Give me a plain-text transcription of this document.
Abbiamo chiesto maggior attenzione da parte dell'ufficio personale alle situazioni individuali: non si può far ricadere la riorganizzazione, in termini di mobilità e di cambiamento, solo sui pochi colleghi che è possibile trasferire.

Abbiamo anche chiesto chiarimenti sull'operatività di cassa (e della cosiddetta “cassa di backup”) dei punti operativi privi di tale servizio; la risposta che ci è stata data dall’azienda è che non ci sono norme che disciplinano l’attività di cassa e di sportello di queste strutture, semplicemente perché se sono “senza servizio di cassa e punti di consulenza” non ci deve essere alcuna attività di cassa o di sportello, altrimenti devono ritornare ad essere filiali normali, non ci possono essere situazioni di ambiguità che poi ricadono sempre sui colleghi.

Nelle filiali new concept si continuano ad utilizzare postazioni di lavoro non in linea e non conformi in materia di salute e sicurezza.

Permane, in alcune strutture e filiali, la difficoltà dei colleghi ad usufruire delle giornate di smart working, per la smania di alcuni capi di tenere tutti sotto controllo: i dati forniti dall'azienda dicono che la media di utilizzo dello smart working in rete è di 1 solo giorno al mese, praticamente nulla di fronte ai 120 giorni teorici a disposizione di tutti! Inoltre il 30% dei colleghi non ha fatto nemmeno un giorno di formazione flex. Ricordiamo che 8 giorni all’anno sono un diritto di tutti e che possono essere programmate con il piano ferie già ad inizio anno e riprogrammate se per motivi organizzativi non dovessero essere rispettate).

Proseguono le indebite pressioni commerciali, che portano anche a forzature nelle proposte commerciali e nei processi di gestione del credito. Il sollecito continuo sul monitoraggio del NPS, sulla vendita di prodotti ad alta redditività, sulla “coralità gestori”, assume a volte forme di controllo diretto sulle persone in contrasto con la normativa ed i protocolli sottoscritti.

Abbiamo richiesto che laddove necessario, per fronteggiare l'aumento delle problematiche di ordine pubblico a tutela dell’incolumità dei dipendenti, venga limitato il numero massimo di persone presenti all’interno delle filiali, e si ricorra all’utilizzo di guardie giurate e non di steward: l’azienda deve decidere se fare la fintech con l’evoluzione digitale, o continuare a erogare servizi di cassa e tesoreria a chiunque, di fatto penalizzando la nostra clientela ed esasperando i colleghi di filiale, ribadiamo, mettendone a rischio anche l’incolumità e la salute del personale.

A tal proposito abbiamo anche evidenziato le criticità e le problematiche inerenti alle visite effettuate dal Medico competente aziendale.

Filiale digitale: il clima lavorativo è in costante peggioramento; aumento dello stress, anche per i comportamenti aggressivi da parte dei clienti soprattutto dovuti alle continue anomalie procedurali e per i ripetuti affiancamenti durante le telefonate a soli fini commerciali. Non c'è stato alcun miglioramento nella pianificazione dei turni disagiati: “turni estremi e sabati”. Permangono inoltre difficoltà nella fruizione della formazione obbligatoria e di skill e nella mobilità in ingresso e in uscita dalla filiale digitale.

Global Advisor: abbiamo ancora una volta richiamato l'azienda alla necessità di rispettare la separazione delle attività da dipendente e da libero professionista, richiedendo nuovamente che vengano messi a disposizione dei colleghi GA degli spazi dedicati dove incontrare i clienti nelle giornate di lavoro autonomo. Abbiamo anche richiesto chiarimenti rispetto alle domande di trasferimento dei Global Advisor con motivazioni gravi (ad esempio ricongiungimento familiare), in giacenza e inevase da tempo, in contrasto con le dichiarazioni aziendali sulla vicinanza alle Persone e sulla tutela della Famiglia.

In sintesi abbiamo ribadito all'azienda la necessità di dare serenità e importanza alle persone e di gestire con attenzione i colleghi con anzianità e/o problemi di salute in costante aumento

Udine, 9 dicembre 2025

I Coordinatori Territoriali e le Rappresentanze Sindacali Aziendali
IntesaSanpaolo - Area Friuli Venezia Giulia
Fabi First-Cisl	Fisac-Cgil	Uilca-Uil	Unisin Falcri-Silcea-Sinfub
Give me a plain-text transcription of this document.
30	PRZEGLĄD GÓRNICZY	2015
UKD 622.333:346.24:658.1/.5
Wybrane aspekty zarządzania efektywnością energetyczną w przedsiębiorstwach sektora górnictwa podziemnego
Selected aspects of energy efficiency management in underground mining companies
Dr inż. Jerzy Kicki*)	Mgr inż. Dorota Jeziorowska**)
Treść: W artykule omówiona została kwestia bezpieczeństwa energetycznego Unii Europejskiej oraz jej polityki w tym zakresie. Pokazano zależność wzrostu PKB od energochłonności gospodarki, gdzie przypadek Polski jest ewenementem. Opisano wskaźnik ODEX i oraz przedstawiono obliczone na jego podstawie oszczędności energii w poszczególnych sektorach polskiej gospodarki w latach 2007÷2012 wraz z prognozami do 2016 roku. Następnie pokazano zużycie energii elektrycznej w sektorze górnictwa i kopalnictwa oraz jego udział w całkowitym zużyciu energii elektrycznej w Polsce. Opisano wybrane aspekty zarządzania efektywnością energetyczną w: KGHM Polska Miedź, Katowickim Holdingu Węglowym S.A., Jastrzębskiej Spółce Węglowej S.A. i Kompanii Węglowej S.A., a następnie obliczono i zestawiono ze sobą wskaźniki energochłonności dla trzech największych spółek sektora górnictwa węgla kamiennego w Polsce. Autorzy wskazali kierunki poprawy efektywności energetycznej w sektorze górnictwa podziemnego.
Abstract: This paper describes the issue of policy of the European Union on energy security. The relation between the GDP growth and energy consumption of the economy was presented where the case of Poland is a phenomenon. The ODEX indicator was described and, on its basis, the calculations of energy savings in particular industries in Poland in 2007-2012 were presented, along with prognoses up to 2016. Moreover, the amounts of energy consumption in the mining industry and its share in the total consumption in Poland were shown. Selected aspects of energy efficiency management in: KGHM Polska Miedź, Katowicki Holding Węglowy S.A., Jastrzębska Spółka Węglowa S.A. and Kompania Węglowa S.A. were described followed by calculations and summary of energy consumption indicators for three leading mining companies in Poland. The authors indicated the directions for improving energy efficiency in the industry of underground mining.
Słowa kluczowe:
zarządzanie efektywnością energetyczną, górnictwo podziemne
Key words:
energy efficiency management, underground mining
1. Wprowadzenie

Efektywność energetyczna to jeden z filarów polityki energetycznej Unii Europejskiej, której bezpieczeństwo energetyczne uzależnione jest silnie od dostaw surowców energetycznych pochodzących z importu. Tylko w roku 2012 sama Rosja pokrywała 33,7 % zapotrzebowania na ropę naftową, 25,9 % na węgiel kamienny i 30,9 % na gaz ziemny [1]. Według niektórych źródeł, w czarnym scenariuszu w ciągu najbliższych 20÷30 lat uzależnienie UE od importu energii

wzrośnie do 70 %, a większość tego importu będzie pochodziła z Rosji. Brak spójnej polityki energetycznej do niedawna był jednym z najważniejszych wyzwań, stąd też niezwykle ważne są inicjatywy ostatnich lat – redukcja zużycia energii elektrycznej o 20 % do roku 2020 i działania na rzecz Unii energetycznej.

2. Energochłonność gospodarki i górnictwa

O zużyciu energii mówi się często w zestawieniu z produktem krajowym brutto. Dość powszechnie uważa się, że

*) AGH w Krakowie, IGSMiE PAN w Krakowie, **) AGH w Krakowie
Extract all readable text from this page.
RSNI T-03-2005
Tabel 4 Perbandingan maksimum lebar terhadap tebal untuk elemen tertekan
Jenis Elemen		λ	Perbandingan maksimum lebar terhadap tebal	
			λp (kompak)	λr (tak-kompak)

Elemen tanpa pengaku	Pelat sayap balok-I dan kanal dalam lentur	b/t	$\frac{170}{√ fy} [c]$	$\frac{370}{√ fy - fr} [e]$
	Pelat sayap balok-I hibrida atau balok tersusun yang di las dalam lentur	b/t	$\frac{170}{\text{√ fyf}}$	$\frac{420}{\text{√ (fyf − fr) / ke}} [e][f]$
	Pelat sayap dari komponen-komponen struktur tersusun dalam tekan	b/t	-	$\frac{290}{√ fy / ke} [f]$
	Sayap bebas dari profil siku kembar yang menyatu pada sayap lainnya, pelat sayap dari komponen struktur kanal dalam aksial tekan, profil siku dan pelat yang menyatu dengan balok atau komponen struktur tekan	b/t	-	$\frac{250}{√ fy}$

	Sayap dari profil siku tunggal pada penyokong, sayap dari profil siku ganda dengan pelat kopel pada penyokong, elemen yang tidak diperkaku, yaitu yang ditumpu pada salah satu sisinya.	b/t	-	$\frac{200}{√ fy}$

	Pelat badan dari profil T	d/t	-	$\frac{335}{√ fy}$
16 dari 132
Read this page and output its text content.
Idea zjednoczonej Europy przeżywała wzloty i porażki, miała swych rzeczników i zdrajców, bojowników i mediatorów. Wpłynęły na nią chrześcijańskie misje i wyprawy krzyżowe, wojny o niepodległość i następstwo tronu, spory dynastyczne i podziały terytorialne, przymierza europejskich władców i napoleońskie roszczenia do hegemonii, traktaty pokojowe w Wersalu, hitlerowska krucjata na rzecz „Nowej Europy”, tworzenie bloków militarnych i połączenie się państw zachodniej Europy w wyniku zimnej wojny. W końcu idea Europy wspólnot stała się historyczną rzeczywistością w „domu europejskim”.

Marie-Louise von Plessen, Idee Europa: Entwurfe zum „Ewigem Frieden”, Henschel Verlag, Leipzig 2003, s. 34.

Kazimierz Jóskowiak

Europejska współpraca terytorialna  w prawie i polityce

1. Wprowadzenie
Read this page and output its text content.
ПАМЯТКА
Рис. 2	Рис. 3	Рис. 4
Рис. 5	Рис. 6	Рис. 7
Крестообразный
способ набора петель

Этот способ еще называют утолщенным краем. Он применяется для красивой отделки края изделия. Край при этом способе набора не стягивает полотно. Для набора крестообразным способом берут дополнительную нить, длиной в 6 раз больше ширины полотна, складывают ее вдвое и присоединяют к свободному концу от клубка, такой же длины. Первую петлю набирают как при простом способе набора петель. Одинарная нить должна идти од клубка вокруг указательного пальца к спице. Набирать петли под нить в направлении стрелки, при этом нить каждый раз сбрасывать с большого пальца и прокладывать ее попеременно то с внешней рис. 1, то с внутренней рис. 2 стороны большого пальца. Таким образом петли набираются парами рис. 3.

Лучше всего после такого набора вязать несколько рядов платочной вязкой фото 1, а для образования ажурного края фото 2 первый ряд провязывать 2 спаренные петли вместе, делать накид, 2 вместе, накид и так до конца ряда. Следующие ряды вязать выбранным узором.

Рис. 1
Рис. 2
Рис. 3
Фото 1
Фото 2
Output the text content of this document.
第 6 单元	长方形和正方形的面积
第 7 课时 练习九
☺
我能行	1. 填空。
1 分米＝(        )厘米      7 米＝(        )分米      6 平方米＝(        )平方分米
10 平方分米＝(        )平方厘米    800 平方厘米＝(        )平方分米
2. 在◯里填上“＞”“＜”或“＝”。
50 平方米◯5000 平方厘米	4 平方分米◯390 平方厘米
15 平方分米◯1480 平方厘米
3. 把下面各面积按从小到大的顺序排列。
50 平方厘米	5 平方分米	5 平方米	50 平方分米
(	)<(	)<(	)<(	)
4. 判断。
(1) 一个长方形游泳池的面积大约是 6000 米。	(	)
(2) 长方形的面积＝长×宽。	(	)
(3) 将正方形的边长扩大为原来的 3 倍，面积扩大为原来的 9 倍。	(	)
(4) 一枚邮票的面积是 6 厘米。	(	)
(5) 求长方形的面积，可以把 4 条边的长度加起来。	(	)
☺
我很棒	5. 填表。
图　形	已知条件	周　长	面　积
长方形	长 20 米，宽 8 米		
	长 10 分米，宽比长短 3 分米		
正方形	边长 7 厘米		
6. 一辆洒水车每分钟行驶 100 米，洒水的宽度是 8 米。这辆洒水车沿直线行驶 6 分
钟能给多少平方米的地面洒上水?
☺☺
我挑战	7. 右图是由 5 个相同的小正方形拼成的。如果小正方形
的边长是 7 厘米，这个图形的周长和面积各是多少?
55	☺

========

WHAT IS NEEDED
Identify each line in the records above containing the word "costante"; copy those lines.

CORRECT ANSWER
Filiale digitale: il clima lavorativo è in costante peggioramento; aumento dello stress, anche per i comportamenti aggressivi da parte dei clienti soprattutto dovuti alle continue anomalie procedurali e per i ripetuti affiancamenti durante le telefonate a soli fini commerciali. Non c'è stato alcun miglioramento nella pianificazione dei turni disagiati: “turni estremi e sabati”. Permangono inoltre difficoltà nella fruizione della formazione obbligatoria e di skill e nella mobilità in ingresso e in uscita dalla filiale digitale.
In sintesi abbiamo ribadito all'azienda la necessità di dare serenità e importanza alle persone e di gestire con attenzione i colleghi con anzianità e/o problemi di salute in costante aumento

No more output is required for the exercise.